SELECTED EXTRACT =>

____________

Michael Thompson with Teresa Barker. A Ballantine Book, Random
House Publishing Group. 2004. Michael Thompson, a psychologist by training, has been a high school guidance counselor for many years. In this study, he employs both training and experience siding with the children as they struggle through school. Late in the book he quotes his mentor, a child psychiatrist, Alfred Flarsheim as saying "Every child is doing the best he or she can at every moment." This premise permeates the book; a book that shows that though school can be great for some children, it can be torture for those for whom school is a poor fit. Thompson echoes the sentiment of the children he has worked with who feel that the parents, having forgotten their own school experience, focus primarily on grades and neglect to consider that school encompasses much more than academics. Human beings are social animals, and we spend an enormous
amount of time developing and cultivating our interpersonal relationships.
For most children, friends are indeed the reason they get out of bed in
the morning, brush their teeth, get dressed, and head for the bus. School
“happens” to children. They
must go to school and have little say in how their studies are conducted.
This, the author feels, sets up feelings of powerlessness and
resentment in many children. Indeed, the school experience may be so
difficult that many of today's parents repress their own experience of
school and, therefore, sadly lack the empathy they should have for their
struggling school-age children After twenty years of working. . . with parents and children,
I am convinced that one of the greatest barriers to helping children in
schools is the fact that parents don't have an accurate view of school.

____________

SUPPLIED DATA =>
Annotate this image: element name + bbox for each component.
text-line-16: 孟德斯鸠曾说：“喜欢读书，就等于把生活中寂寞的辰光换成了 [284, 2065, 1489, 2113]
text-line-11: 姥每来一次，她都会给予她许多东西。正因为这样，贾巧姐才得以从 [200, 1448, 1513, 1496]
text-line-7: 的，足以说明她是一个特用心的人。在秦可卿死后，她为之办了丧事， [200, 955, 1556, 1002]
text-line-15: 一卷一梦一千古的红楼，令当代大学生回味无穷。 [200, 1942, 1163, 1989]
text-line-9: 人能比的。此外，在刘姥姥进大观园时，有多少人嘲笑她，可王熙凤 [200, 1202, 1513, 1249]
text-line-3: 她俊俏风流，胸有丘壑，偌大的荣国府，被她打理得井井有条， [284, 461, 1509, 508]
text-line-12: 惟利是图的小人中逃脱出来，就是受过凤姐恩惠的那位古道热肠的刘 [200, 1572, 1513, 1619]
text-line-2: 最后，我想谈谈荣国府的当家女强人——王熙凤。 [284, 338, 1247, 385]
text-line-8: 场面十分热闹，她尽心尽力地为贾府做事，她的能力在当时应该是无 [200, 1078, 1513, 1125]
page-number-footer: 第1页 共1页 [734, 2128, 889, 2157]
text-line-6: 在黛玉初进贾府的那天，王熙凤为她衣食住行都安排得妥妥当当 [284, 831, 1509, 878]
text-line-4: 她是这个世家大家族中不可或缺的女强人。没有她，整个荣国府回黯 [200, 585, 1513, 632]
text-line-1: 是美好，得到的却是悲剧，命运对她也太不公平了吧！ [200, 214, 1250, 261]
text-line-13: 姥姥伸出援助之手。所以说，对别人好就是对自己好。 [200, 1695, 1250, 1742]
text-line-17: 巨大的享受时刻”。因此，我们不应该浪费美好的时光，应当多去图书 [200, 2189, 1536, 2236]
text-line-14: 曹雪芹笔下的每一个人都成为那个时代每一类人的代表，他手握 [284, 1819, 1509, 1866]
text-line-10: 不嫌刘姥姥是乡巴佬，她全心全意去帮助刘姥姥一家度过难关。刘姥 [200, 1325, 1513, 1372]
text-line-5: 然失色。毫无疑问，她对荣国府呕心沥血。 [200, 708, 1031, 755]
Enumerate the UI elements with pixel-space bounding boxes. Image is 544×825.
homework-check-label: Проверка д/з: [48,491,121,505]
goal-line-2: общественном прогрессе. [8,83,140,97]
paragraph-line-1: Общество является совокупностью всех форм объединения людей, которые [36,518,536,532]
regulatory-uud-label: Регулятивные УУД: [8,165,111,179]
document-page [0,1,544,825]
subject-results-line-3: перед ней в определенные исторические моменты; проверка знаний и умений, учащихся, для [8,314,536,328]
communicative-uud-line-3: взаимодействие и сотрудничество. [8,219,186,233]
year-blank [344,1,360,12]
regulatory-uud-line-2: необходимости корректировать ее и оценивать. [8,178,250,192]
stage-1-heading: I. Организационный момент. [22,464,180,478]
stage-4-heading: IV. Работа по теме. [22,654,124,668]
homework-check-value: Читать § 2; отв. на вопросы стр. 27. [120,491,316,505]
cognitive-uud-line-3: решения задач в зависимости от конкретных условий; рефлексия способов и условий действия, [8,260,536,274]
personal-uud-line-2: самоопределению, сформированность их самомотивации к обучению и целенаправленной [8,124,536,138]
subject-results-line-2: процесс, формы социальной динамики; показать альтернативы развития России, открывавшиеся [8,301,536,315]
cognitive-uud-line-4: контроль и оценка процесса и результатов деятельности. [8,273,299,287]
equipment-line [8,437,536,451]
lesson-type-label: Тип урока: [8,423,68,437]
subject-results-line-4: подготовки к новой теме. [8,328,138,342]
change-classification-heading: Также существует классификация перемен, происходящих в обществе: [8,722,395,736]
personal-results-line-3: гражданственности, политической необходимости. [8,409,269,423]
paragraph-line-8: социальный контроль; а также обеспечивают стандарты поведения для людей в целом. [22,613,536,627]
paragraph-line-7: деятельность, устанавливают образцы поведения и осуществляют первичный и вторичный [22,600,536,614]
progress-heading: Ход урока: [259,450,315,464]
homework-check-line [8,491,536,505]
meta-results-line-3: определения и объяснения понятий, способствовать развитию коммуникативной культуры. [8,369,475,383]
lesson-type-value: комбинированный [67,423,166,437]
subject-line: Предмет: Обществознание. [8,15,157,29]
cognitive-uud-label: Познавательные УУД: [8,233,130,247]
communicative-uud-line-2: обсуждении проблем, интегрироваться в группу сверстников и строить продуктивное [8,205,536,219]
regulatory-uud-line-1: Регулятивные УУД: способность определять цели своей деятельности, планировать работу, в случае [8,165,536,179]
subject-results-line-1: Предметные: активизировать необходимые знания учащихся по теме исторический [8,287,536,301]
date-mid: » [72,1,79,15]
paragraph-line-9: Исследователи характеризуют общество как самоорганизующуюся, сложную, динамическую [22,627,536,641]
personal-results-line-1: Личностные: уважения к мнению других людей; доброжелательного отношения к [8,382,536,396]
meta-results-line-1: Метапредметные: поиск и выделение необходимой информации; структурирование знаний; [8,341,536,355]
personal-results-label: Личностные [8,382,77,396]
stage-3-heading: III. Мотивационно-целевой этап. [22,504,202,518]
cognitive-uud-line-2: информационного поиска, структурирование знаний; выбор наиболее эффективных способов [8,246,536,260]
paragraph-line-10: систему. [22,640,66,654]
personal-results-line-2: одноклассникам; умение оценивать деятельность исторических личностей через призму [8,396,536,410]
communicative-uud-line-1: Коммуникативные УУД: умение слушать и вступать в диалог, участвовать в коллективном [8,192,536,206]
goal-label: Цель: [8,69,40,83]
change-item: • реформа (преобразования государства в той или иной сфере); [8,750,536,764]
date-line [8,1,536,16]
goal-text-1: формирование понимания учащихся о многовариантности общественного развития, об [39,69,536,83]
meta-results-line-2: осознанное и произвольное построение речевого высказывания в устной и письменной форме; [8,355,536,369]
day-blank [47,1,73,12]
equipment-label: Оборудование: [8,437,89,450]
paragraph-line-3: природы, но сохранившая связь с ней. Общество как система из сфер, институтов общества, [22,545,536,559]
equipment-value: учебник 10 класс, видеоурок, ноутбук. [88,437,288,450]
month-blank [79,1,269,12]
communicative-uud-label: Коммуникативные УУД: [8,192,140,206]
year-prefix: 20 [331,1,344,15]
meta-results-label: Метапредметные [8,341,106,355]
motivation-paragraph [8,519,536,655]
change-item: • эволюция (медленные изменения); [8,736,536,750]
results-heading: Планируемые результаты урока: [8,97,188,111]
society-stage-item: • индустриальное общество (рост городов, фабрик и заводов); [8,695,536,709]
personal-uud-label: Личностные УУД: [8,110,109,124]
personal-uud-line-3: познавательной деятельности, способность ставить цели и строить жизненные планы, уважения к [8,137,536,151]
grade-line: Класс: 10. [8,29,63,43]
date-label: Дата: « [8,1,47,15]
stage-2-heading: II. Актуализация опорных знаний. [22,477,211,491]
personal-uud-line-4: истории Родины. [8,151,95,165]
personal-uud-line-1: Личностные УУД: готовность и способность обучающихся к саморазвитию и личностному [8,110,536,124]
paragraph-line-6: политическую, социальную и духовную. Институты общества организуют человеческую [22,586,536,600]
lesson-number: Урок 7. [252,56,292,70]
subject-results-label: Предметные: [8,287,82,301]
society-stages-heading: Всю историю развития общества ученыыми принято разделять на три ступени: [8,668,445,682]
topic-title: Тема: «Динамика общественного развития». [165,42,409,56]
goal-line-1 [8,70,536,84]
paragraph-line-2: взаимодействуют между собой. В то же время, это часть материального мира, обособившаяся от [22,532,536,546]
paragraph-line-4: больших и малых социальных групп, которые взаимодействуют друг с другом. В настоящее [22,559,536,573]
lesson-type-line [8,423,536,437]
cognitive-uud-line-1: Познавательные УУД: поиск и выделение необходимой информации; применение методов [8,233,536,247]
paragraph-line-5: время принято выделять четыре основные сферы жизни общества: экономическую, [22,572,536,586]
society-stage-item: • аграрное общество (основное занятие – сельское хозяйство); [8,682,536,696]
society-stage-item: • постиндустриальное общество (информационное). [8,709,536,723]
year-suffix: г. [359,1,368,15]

____________

REQUIRED WORK =>
1. Could you condense the book review's paragraph beginning "Michael Thompson, a psychologist by training" into a short bulleted list that keeps its main facts?
2. Can you carry the book review forward from the point where it stops?
None of the entries are needed for what follows.

OUTPUTS BY TASK =>
1.
- Thompson is a psychologist by training and has been a high school guidance counselor for many years. In this study he sides with children struggling through school.
- He quotes his mentor, child psychiatrist Alfred Flarsheim: "Every child is doing the best he or she can at every moment." This premise runs through the book.
- School suits some children but is torture for those it fits poorly.
- Parents who have forgotten their own schooling focus on grades and overlook the social side of school.
- For most children, friends are the reason to get up and go to school.
- Children must attend and have little say in their studies, which breeds powerlessness and resentment.
- Many parents repress their own hard school experience, so they lack empathy for their struggling children.

2.
It's paradoxical: since parents spent time in schools when they were kids,
they should, theoretically, have such information available. However, it
has been my experience that adults have lost touch with the texture and
meaning of their own educational experiences. As a result, children feel
that their parents are "out of it," that they don't understand.
Parents tend to focus on grades. . . Thompson
illustrates the difficulty a child can have in school by following the
experiences, in school and on into adulthood, of 9 students (one of whom
is one of his own children). These
examples also highlight the struggles of the children's parents. For
Thompson, there is nothing “wrong” with any of the children.
They are quite capable enough; school is the problem.
Thompson reminds the reader that school is an institution and, as
such, is designed to deal with large numbers of students, not the
individual student. Students
with individualistic ways of learning or coping can have great difficulty,
with problems in school that are not their fault.
Schooling should be adjusted to fit the child not the reverse.
The author recommends, for instance, "mental health days"
(days spent at home) for children who just need a break from the pressures
of school so they can reflect, adjust, and perhaps recover. Also,
there’s a lot more going on in school than academics and it is actually
those things that the children are most attentive to.
The author quotes a twelfth grader: School isn't too much different from a small country. Each
school has its culture, its figureheads, its politics, its lower class,
and its oddities. What you get out of it is really not totally yours to
control. You live your life and deal with the various twists as they come.
By the time it's over you are different in some respects. School changes
your life, for better or for worse. The
school culture that a child is engulfed in may be a constant source of
fear or anxiety for some children, or, as the author’s own daughter
says, “You have to put up with a lot of crap in school.”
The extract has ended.